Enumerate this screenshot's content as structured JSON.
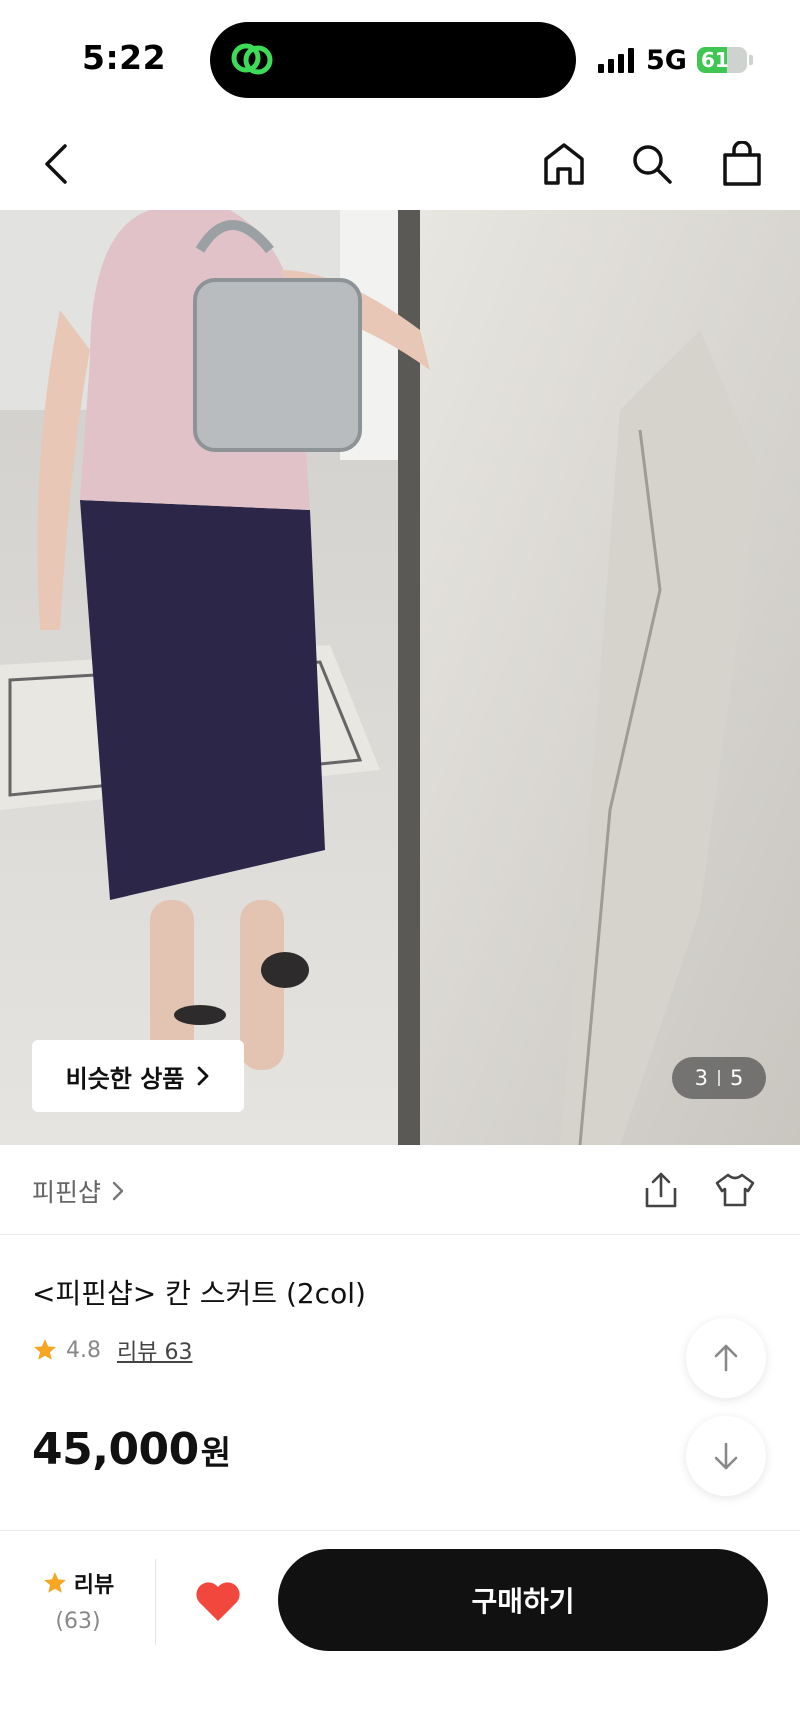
{
  "status_bar": {
    "time": "5:22",
    "network": "5G",
    "battery_level": 61,
    "battery_label": "61"
  },
  "nav": {
    "icons": [
      "back-icon",
      "home-icon",
      "search-icon",
      "shopping-bag-icon"
    ]
  },
  "gallery": {
    "similar_label": "비슷한 상품",
    "current_page": "3",
    "total_pages": "5"
  },
  "store": {
    "name": "피핀샵"
  },
  "product": {
    "title": "<피핀샵> 칸 스커트 (2col)",
    "rating": "4.8",
    "review_link": "리뷰 63",
    "price": "45,000",
    "price_unit": "원"
  },
  "bottom_bar": {
    "review_label": "리뷰",
    "review_count": "(63)",
    "buy_label": "구매하기"
  },
  "colors": {
    "star": "#f5a623",
    "heart": "#f2473d",
    "buy_button": "#111111",
    "battery": "#3fc653"
  }
}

********

> Task to carry out
Write out the listing above exactly as it stands, pictures excluded.

> Task answer
Enumerate this screenshot's content as structured JSON.
{
  "status_bar": {
    "time": "5:22",
    "network": "5G",
    "battery_level": 61,
    "battery_label": "61"
  },
  "nav": {
    "icons": [
      "back-icon",
      "home-icon",
      "search-icon",
      "shopping-bag-icon"
    ]
  },
  "gallery": {
    "similar_label": "비슷한 상품",
    "current_page": "3",
    "total_pages": "5"
  },
  "store": {
    "name": "피핀샵"
  },
  "product": {
    "title": "<피핀샵> 칸 스커트 (2col)",
    "rating": "4.8",
    "review_link": "리뷰 63",
    "price": "45,000",
    "price_unit": "원"
  },
  "bottom_bar": {
    "review_label": "리뷰",
    "review_count": "(63)",
    "buy_label": "구매하기"
  },
  "colors": {
    "star": "#f5a623",
    "heart": "#f2473d",
    "buy_button": "#111111",
    "battery": "#3fc653"
  }
}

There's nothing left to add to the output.